* begin *
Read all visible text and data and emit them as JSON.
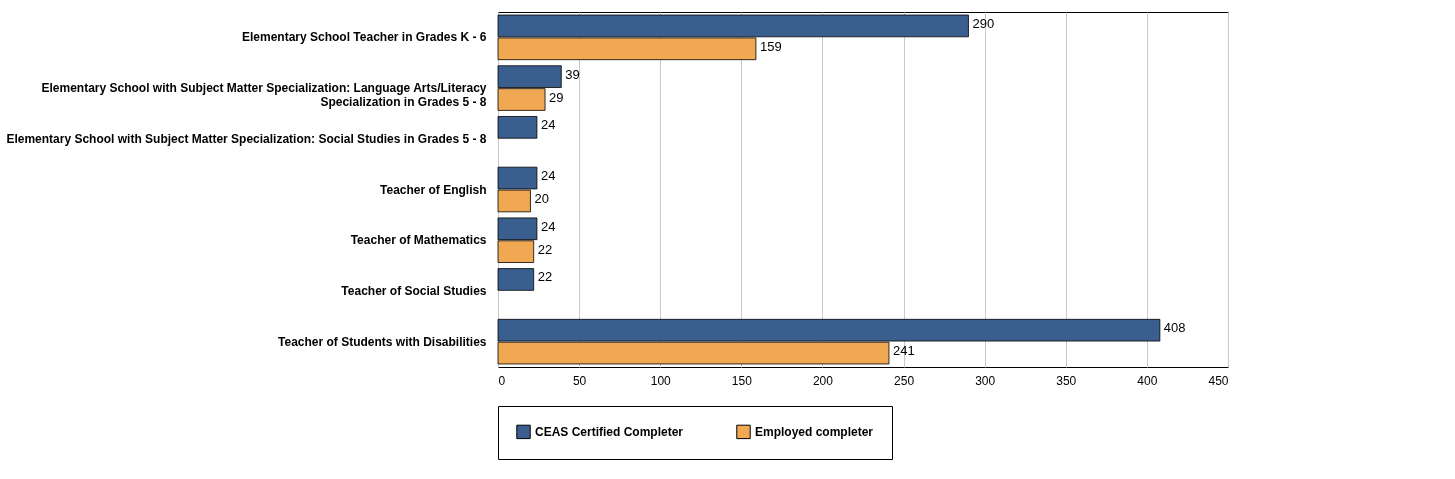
{
  "chart_data": {
    "type": "bar",
    "orientation": "horizontal",
    "categories": [
      "Elementary School Teacher in Grades K - 6",
      "Elementary School with Subject Matter Specialization: Language Arts/Literacy\nSpecialization in Grades 5 - 8",
      "Elementary School with Subject Matter Specialization: Social Studies in Grades 5 - 8",
      "Teacher of English",
      "Teacher of Mathematics",
      "Teacher of Social Studies",
      "Teacher of Students with Disabilities"
    ],
    "series": [
      {
        "name": "CEAS Certified Completer",
        "color": "#3a5f8f",
        "values": [
          290,
          39,
          24,
          24,
          24,
          22,
          408
        ]
      },
      {
        "name": "Employed completer",
        "color": "#f0a852",
        "values": [
          159,
          29,
          null,
          20,
          22,
          null,
          241
        ]
      }
    ],
    "xlim": [
      0,
      450
    ],
    "xticks": [
      0,
      50,
      100,
      150,
      200,
      250,
      300,
      350,
      400,
      450
    ],
    "grid": "x",
    "legend": "bottom",
    "data_labels": true
  }
}
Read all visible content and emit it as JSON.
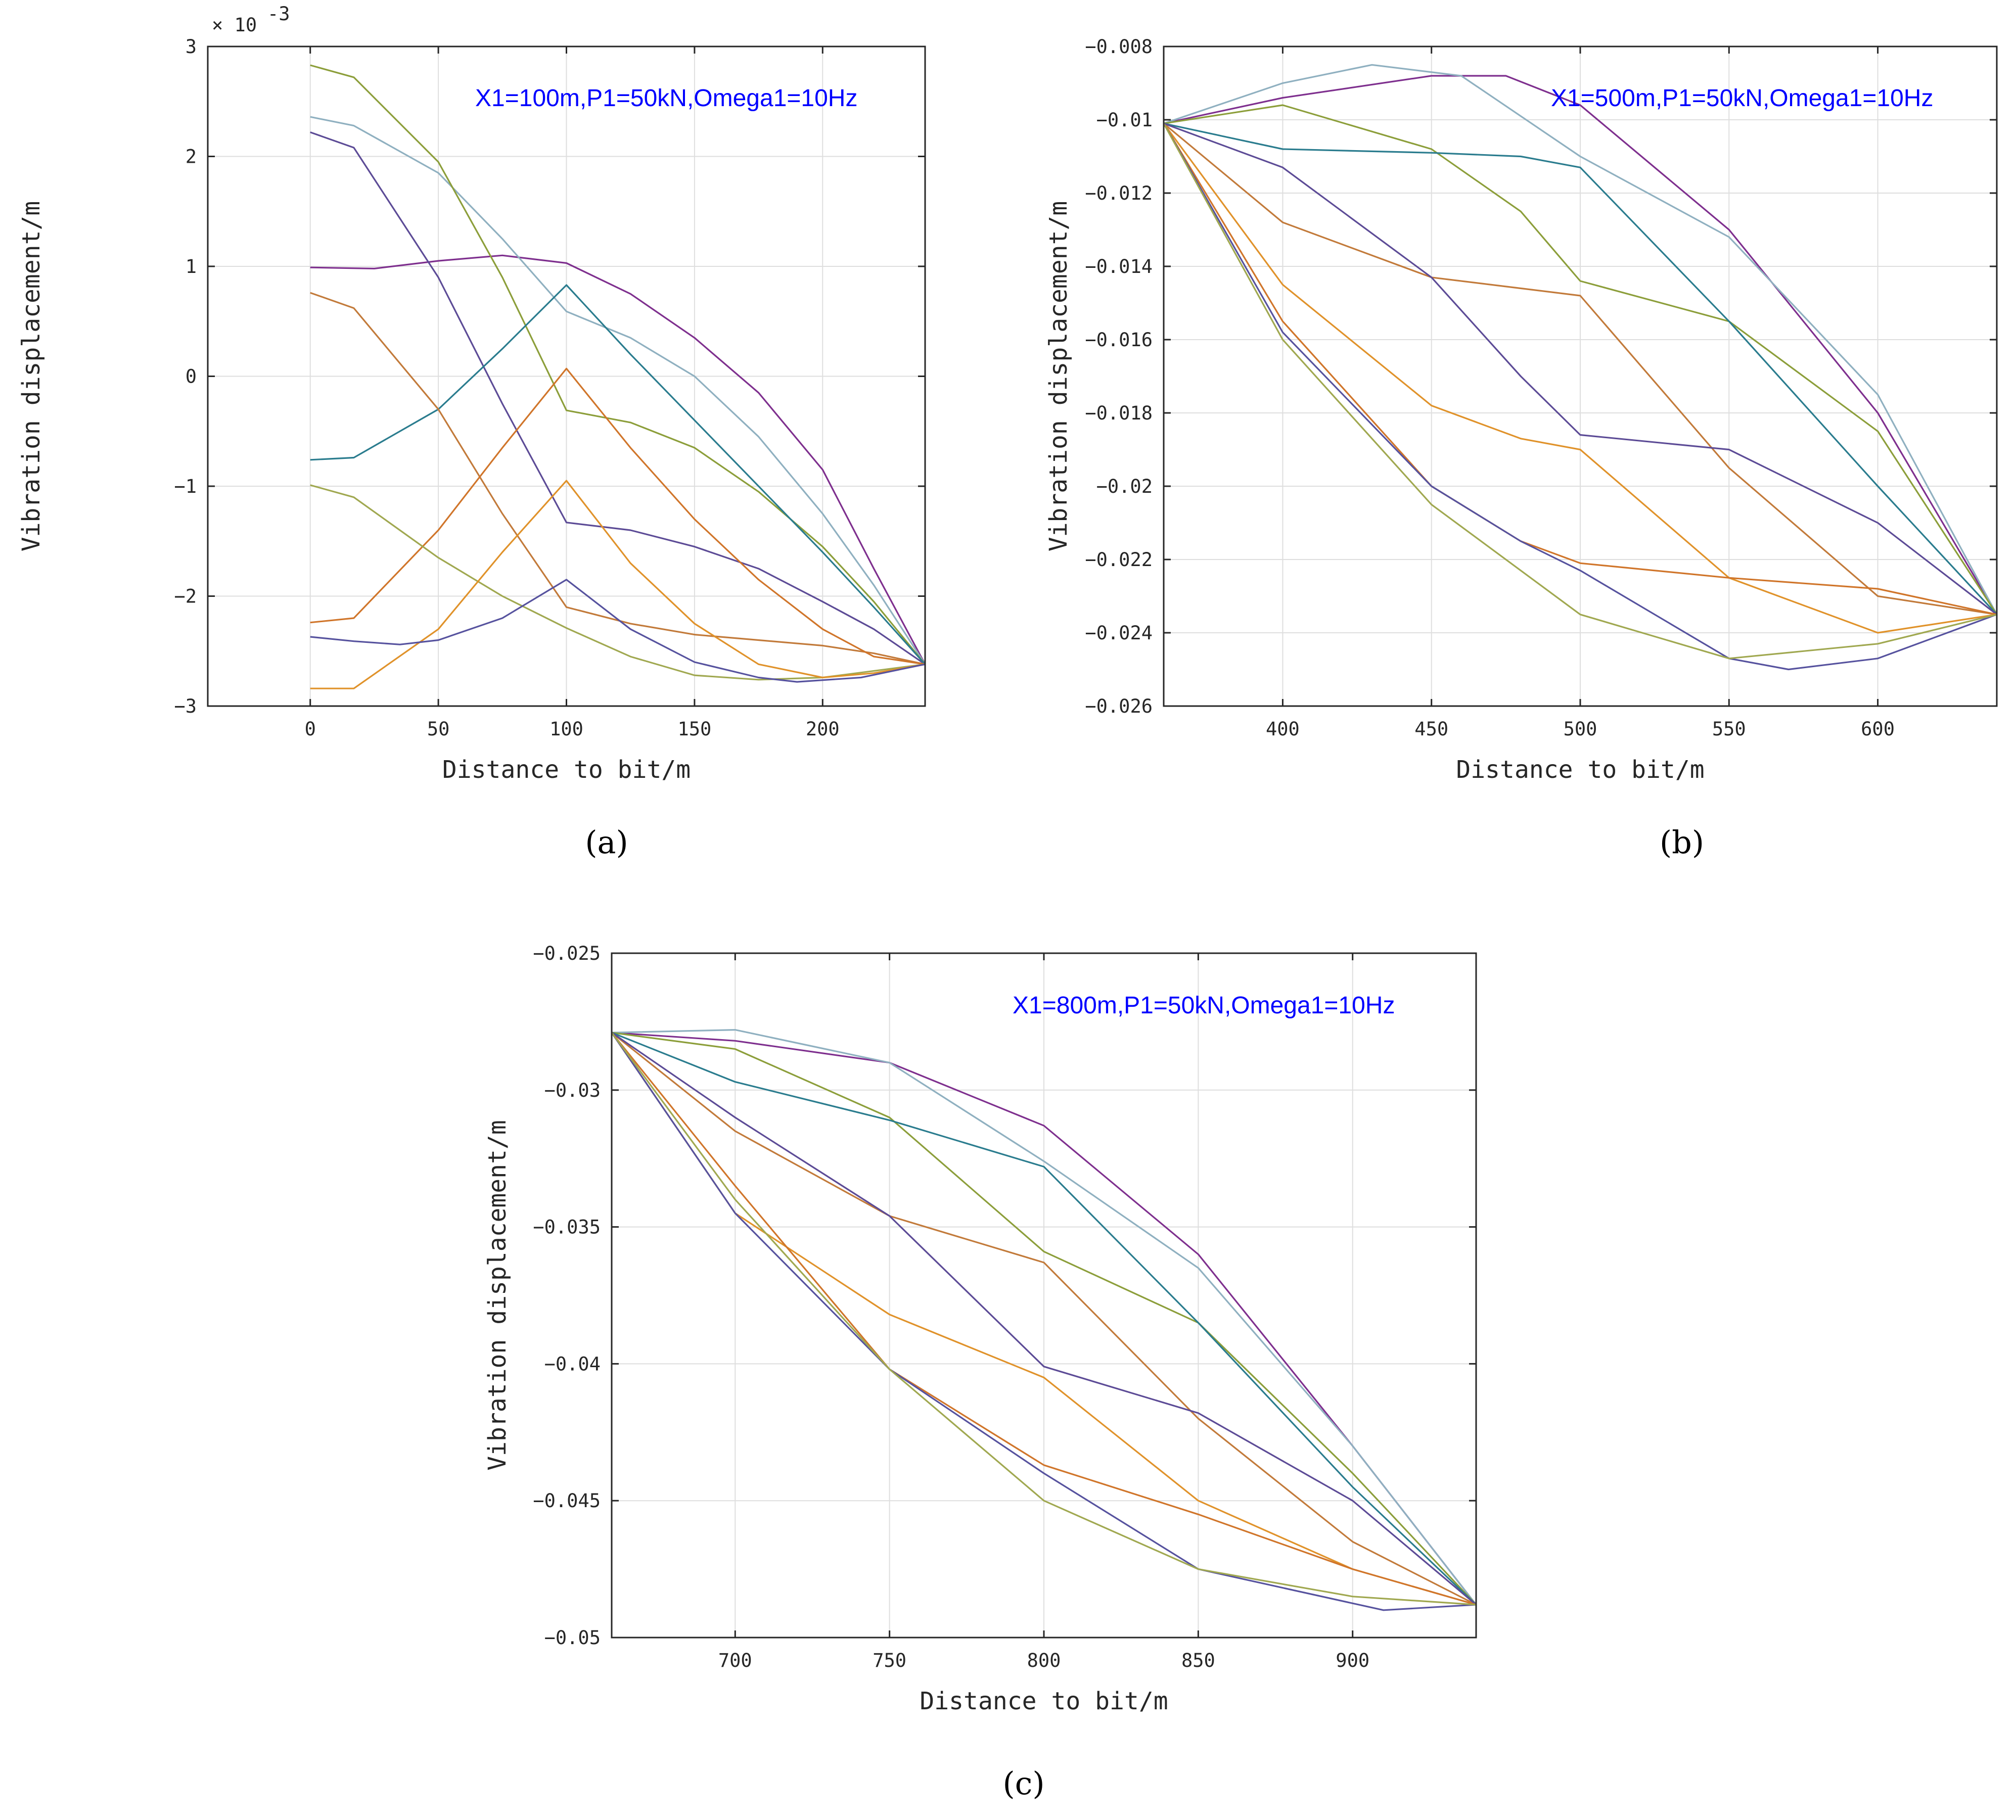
* end *
Direction
Copy out all lines where the word "Matter" appears.

Result of this exercise
      "Elementary School with Subject Matter Specialization: Language Arts/Literacy\nSpecialization in Grades 5 - 8",
      "Elementary School with Subject Matter Specialization: Social Studies in Grades 5 - 8",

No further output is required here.